**TASK DESCRIPTION**
Reproduce all of the data that follows, character for character.

**RECORDED INFORMATION**
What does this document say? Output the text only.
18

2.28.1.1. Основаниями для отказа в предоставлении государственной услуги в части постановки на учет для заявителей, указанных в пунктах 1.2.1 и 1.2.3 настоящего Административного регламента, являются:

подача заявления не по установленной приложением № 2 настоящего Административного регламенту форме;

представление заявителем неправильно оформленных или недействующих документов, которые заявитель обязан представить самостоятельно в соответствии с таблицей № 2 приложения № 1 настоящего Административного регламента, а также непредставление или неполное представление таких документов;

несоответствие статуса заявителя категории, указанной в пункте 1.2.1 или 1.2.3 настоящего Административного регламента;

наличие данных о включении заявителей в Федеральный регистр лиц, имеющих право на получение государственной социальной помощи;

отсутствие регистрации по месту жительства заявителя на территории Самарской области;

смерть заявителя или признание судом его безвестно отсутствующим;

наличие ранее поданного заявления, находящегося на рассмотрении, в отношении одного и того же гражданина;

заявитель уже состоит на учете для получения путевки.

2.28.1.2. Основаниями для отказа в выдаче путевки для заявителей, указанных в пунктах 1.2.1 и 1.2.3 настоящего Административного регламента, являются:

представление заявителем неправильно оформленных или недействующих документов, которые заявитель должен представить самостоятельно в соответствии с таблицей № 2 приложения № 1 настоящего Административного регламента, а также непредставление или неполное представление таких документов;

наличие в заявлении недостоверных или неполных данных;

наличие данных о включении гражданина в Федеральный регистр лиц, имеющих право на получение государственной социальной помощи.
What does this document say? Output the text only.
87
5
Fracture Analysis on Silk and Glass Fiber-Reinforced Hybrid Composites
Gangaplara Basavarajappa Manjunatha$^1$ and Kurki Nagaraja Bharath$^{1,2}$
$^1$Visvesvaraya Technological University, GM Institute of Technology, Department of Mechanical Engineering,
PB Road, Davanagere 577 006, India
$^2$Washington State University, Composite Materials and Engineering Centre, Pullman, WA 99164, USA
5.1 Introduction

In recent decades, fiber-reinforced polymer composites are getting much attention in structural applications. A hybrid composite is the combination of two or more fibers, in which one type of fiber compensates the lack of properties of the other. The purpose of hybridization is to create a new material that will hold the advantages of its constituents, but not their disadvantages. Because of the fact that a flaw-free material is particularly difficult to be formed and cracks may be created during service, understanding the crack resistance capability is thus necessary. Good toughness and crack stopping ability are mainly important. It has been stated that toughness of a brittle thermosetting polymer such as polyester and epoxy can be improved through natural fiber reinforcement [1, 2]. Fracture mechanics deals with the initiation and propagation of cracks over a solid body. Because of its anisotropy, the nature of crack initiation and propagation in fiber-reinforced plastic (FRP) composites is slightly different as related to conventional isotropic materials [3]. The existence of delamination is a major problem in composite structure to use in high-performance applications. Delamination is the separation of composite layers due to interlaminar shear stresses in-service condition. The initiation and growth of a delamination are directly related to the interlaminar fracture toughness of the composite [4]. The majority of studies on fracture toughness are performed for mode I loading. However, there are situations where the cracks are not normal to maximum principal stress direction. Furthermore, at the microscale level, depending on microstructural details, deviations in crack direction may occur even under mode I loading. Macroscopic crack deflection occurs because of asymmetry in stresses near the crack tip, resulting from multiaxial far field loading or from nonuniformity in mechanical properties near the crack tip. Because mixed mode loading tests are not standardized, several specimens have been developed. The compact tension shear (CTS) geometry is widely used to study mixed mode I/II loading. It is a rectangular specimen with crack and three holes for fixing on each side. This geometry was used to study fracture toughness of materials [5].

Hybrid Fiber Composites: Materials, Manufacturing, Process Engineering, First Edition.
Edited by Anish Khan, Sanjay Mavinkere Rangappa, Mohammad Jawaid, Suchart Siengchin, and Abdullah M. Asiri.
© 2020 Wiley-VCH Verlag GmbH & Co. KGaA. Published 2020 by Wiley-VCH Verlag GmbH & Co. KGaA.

**RESULT OF THE TASK**
What does this document say? Output the text only.
18

2.28.1.1. Основаниями для отказа в предоставлении государственной услуги в части постановки на учет для заявителей, указанных в пунктах 1.2.1 и 1.2.3 настоящего Административного регламента, являются:

подача заявления не по установленной приложением № 2 настоящего Административного регламенту форме;

представление заявителем неправильно оформленных или недействующих документов, которые заявитель обязан представить самостоятельно в соответствии с таблицей № 2 приложения № 1 настоящего Административного регламента, а также непредставление или неполное представление таких документов;

несоответствие статуса заявителя категории, указанной в пункте 1.2.1 или 1.2.3 настоящего Административного регламента;

наличие данных о включении заявителей в Федеральный регистр лиц, имеющих право на получение государственной социальной помощи;

отсутствие регистрации по месту жительства заявителя на территории Самарской области;

смерть заявителя или признание судом его безвестно отсутствующим;

наличие ранее поданного заявления, находящегося на рассмотрении, в отношении одного и того же гражданина;

заявитель уже состоит на учете для получения путевки.

2.28.1.2. Основаниями для отказа в выдаче путевки для заявителей, указанных в пунктах 1.2.1 и 1.2.3 настоящего Административного регламента, являются:

представление заявителем неправильно оформленных или недействующих документов, которые заявитель должен представить самостоятельно в соответствии с таблицей № 2 приложения № 1 настоящего Административного регламента, а также непредставление или неполное представление таких документов;

наличие в заявлении недостоверных или неполных данных;

наличие данных о включении гражданина в Федеральный регистр лиц, имеющих право на получение государственной социальной помощи.
What does this document say? Output the text only.
87
5
Fracture Analysis on Silk and Glass Fiber-Reinforced Hybrid Composites
Gangaplara Basavarajappa Manjunatha$^1$ and Kurki Nagaraja Bharath$^{1,2}$
$^1$Visvesvaraya Technological University, GM Institute of Technology, Department of Mechanical Engineering,
PB Road, Davanagere 577 006, India
$^2$Washington State University, Composite Materials and Engineering Centre, Pullman, WA 99164, USA
5.1 Introduction

In recent decades, fiber-reinforced polymer composites are getting much attention in structural applications. A hybrid composite is the combination of two or more fibers, in which one type of fiber compensates the lack of properties of the other. The purpose of hybridization is to create a new material that will hold the advantages of its constituents, but not their disadvantages. Because of the fact that a flaw-free material is particularly difficult to be formed and cracks may be created during service, understanding the crack resistance capability is thus necessary. Good toughness and crack stopping ability are mainly important. It has been stated that toughness of a brittle thermosetting polymer such as polyester and epoxy can be improved through natural fiber reinforcement [1, 2]. Fracture mechanics deals with the initiation and propagation of cracks over a solid body. Because of its anisotropy, the nature of crack initiation and propagation in fiber-reinforced plastic (FRP) composites is slightly different as related to conventional isotropic materials [3]. The existence of delamination is a major problem in composite structure to use in high-performance applications. Delamination is the separation of composite layers due to interlaminar shear stresses in-service condition. The initiation and growth of a delamination are directly related to the interlaminar fracture toughness of the composite [4]. The majority of studies on fracture toughness are performed for mode I loading. However, there are situations where the cracks are not normal to maximum principal stress direction. Furthermore, at the microscale level, depending on microstructural details, deviations in crack direction may occur even under mode I loading. Macroscopic crack deflection occurs because of asymmetry in stresses near the crack tip, resulting from multiaxial far field loading or from nonuniformity in mechanical properties near the crack tip. Because mixed mode loading tests are not standardized, several specimens have been developed. The compact tension shear (CTS) geometry is widely used to study mixed mode I/II loading. It is a rectangular specimen with crack and three holes for fixing on each side. This geometry was used to study fracture toughness of materials [5].

Hybrid Fiber Composites: Materials, Manufacturing, Process Engineering, First Edition.
Edited by Anish Khan, Sanjay Mavinkere Rangappa, Mohammad Jawaid, Suchart Siengchin, and Abdullah M. Asiri.
© 2020 Wiley-VCH Verlag GmbH & Co. KGaA. Published 2020 by Wiley-VCH Verlag GmbH & Co. KGaA.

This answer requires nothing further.